Copy the data below exactly, omitting any picture it contains.

-- START --

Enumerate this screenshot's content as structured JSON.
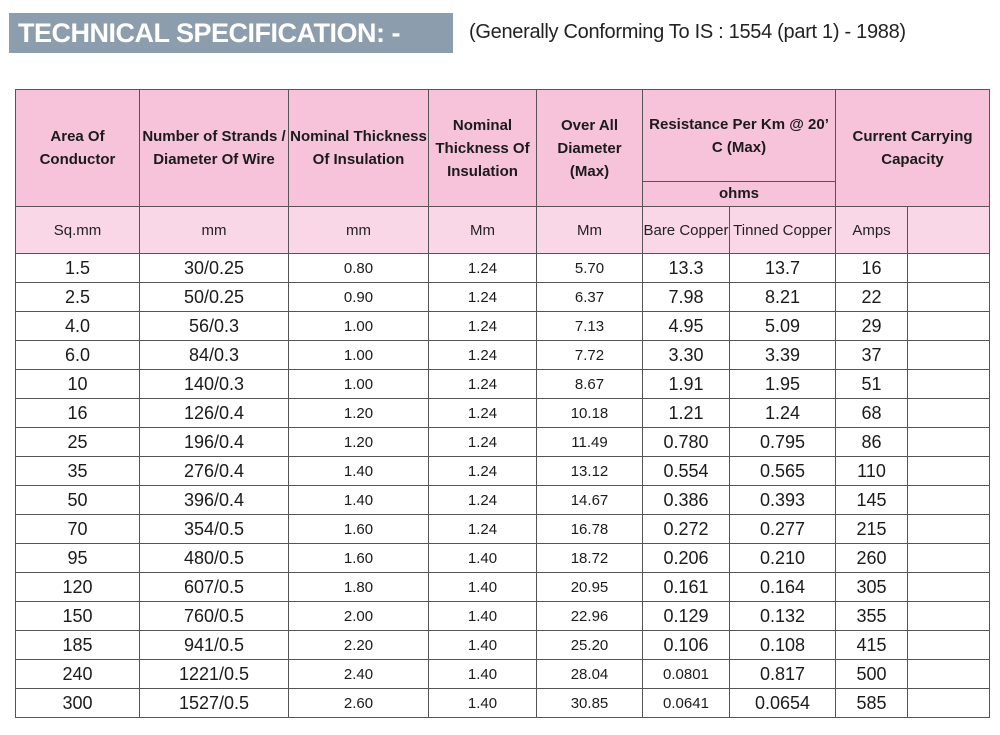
{
  "header": {
    "title": "TECHNICAL SPECIFICATION: -",
    "subtitle": "(Generally Conforming To IS : 1554 (part 1) - 1988)"
  },
  "table": {
    "columns": {
      "area": "Area Of Conductor",
      "strands": "Number of Strands / Diameter Of Wire",
      "nominal1": "Nominal Thickness Of Insulation",
      "nominal2": "Nominal Thickness Of Insulation",
      "diameter": "Over All Diameter (Max)",
      "resistance": "Resistance Per Km @ 20’ C (Max)",
      "ohms": "ohms",
      "current": "Current Carrying Capacity"
    },
    "units": {
      "area": "Sq.mm",
      "strands": "mm",
      "nominal1": "mm",
      "nominal2": "Mm",
      "diameter": "Mm",
      "bare": "Bare Copper",
      "tinned": "Tinned Copper",
      "amps": "Amps",
      "blank": ""
    },
    "rows": [
      {
        "area": "1.5",
        "strands": "30/0.25",
        "t1": "0.80",
        "t2": "1.24",
        "dia": "5.70",
        "bare": "13.3",
        "tinned": "13.7",
        "amps": "16",
        "extra": ""
      },
      {
        "area": "2.5",
        "strands": "50/0.25",
        "t1": "0.90",
        "t2": "1.24",
        "dia": "6.37",
        "bare": "7.98",
        "tinned": "8.21",
        "amps": "22",
        "extra": ""
      },
      {
        "area": "4.0",
        "strands": "56/0.3",
        "t1": "1.00",
        "t2": "1.24",
        "dia": "7.13",
        "bare": "4.95",
        "tinned": "5.09",
        "amps": "29",
        "extra": ""
      },
      {
        "area": "6.0",
        "strands": "84/0.3",
        "t1": "1.00",
        "t2": "1.24",
        "dia": "7.72",
        "bare": "3.30",
        "tinned": "3.39",
        "amps": "37",
        "extra": ""
      },
      {
        "area": "10",
        "strands": "140/0.3",
        "t1": "1.00",
        "t2": "1.24",
        "dia": "8.67",
        "bare": "1.91",
        "tinned": "1.95",
        "amps": "51",
        "extra": ""
      },
      {
        "area": "16",
        "strands": "126/0.4",
        "t1": "1.20",
        "t2": "1.24",
        "dia": "10.18",
        "bare": "1.21",
        "tinned": "1.24",
        "amps": "68",
        "extra": ""
      },
      {
        "area": "25",
        "strands": "196/0.4",
        "t1": "1.20",
        "t2": "1.24",
        "dia": "11.49",
        "bare": "0.780",
        "tinned": "0.795",
        "amps": "86",
        "extra": ""
      },
      {
        "area": "35",
        "strands": "276/0.4",
        "t1": "1.40",
        "t2": "1.24",
        "dia": "13.12",
        "bare": "0.554",
        "tinned": "0.565",
        "amps": "110",
        "extra": ""
      },
      {
        "area": "50",
        "strands": "396/0.4",
        "t1": "1.40",
        "t2": "1.24",
        "dia": "14.67",
        "bare": "0.386",
        "tinned": "0.393",
        "amps": "145",
        "extra": ""
      },
      {
        "area": "70",
        "strands": "354/0.5",
        "t1": "1.60",
        "t2": "1.24",
        "dia": "16.78",
        "bare": "0.272",
        "tinned": "0.277",
        "amps": "215",
        "extra": ""
      },
      {
        "area": "95",
        "strands": "480/0.5",
        "t1": "1.60",
        "t2": "1.40",
        "dia": "18.72",
        "bare": "0.206",
        "tinned": "0.210",
        "amps": "260",
        "extra": ""
      },
      {
        "area": "120",
        "strands": "607/0.5",
        "t1": "1.80",
        "t2": "1.40",
        "dia": "20.95",
        "bare": "0.161",
        "tinned": "0.164",
        "amps": "305",
        "extra": ""
      },
      {
        "area": "150",
        "strands": "760/0.5",
        "t1": "2.00",
        "t2": "1.40",
        "dia": "22.96",
        "bare": "0.129",
        "tinned": "0.132",
        "amps": "355",
        "extra": ""
      },
      {
        "area": "185",
        "strands": "941/0.5",
        "t1": "2.20",
        "t2": "1.40",
        "dia": "25.20",
        "bare": "0.106",
        "tinned": "0.108",
        "amps": "415",
        "extra": ""
      },
      {
        "area": "240",
        "strands": "1221/0.5",
        "t1": "2.40",
        "t2": "1.40",
        "dia": "28.04",
        "bare": "0.0801",
        "tinned": "0.817",
        "amps": "500",
        "extra": ""
      },
      {
        "area": "300",
        "strands": "1527/0.5",
        "t1": "2.60",
        "t2": "1.40",
        "dia": "30.85",
        "bare": "0.0641",
        "tinned": "0.0654",
        "amps": "585",
        "extra": ""
      }
    ]
  },
  "colors": {
    "title_bg": "#8c9dad",
    "header_bg": "#f6c3db",
    "units_bg": "#f9d7e7"
  }
}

-- END --

OUTPUT OF THE EXERCISE:
Enumerate this screenshot's content as structured JSON.
{
  "header": {
    "title": "TECHNICAL SPECIFICATION: -",
    "subtitle": "(Generally Conforming To IS : 1554 (part 1) - 1988)"
  },
  "table": {
    "columns": {
      "area": "Area Of Conductor",
      "strands": "Number of Strands / Diameter Of Wire",
      "nominal1": "Nominal Thickness Of Insulation",
      "nominal2": "Nominal Thickness Of Insulation",
      "diameter": "Over All Diameter (Max)",
      "resistance": "Resistance Per Km @ 20’ C (Max)",
      "ohms": "ohms",
      "current": "Current Carrying Capacity"
    },
    "units": {
      "area": "Sq.mm",
      "strands": "mm",
      "nominal1": "mm",
      "nominal2": "Mm",
      "diameter": "Mm",
      "bare": "Bare Copper",
      "tinned": "Tinned Copper",
      "amps": "Amps",
      "blank": ""
    },
    "rows": [
      {
        "area": "1.5",
        "strands": "30/0.25",
        "t1": "0.80",
        "t2": "1.24",
        "dia": "5.70",
        "bare": "13.3",
        "tinned": "13.7",
        "amps": "16",
        "extra": ""
      },
      {
        "area": "2.5",
        "strands": "50/0.25",
        "t1": "0.90",
        "t2": "1.24",
        "dia": "6.37",
        "bare": "7.98",
        "tinned": "8.21",
        "amps": "22",
        "extra": ""
      },
      {
        "area": "4.0",
        "strands": "56/0.3",
        "t1": "1.00",
        "t2": "1.24",
        "dia": "7.13",
        "bare": "4.95",
        "tinned": "5.09",
        "amps": "29",
        "extra": ""
      },
      {
        "area": "6.0",
        "strands": "84/0.3",
        "t1": "1.00",
        "t2": "1.24",
        "dia": "7.72",
        "bare": "3.30",
        "tinned": "3.39",
        "amps": "37",
        "extra": ""
      },
      {
        "area": "10",
        "strands": "140/0.3",
        "t1": "1.00",
        "t2": "1.24",
        "dia": "8.67",
        "bare": "1.91",
        "tinned": "1.95",
        "amps": "51",
        "extra": ""
      },
      {
        "area": "16",
        "strands": "126/0.4",
        "t1": "1.20",
        "t2": "1.24",
        "dia": "10.18",
        "bare": "1.21",
        "tinned": "1.24",
        "amps": "68",
        "extra": ""
      },
      {
        "area": "25",
        "strands": "196/0.4",
        "t1": "1.20",
        "t2": "1.24",
        "dia": "11.49",
        "bare": "0.780",
        "tinned": "0.795",
        "amps": "86",
        "extra": ""
      },
      {
        "area": "35",
        "strands": "276/0.4",
        "t1": "1.40",
        "t2": "1.24",
        "dia": "13.12",
        "bare": "0.554",
        "tinned": "0.565",
        "amps": "110",
        "extra": ""
      },
      {
        "area": "50",
        "strands": "396/0.4",
        "t1": "1.40",
        "t2": "1.24",
        "dia": "14.67",
        "bare": "0.386",
        "tinned": "0.393",
        "amps": "145",
        "extra": ""
      },
      {
        "area": "70",
        "strands": "354/0.5",
        "t1": "1.60",
        "t2": "1.24",
        "dia": "16.78",
        "bare": "0.272",
        "tinned": "0.277",
        "amps": "215",
        "extra": ""
      },
      {
        "area": "95",
        "strands": "480/0.5",
        "t1": "1.60",
        "t2": "1.40",
        "dia": "18.72",
        "bare": "0.206",
        "tinned": "0.210",
        "amps": "260",
        "extra": ""
      },
      {
        "area": "120",
        "strands": "607/0.5",
        "t1": "1.80",
        "t2": "1.40",
        "dia": "20.95",
        "bare": "0.161",
        "tinned": "0.164",
        "amps": "305",
        "extra": ""
      },
      {
        "area": "150",
        "strands": "760/0.5",
        "t1": "2.00",
        "t2": "1.40",
        "dia": "22.96",
        "bare": "0.129",
        "tinned": "0.132",
        "amps": "355",
        "extra": ""
      },
      {
        "area": "185",
        "strands": "941/0.5",
        "t1": "2.20",
        "t2": "1.40",
        "dia": "25.20",
        "bare": "0.106",
        "tinned": "0.108",
        "amps": "415",
        "extra": ""
      },
      {
        "area": "240",
        "strands": "1221/0.5",
        "t1": "2.40",
        "t2": "1.40",
        "dia": "28.04",
        "bare": "0.0801",
        "tinned": "0.817",
        "amps": "500",
        "extra": ""
      },
      {
        "area": "300",
        "strands": "1527/0.5",
        "t1": "2.60",
        "t2": "1.40",
        "dia": "30.85",
        "bare": "0.0641",
        "tinned": "0.0654",
        "amps": "585",
        "extra": ""
      }
    ]
  },
  "colors": {
    "title_bg": "#8c9dad",
    "header_bg": "#f6c3db",
    "units_bg": "#f9d7e7"
  }
}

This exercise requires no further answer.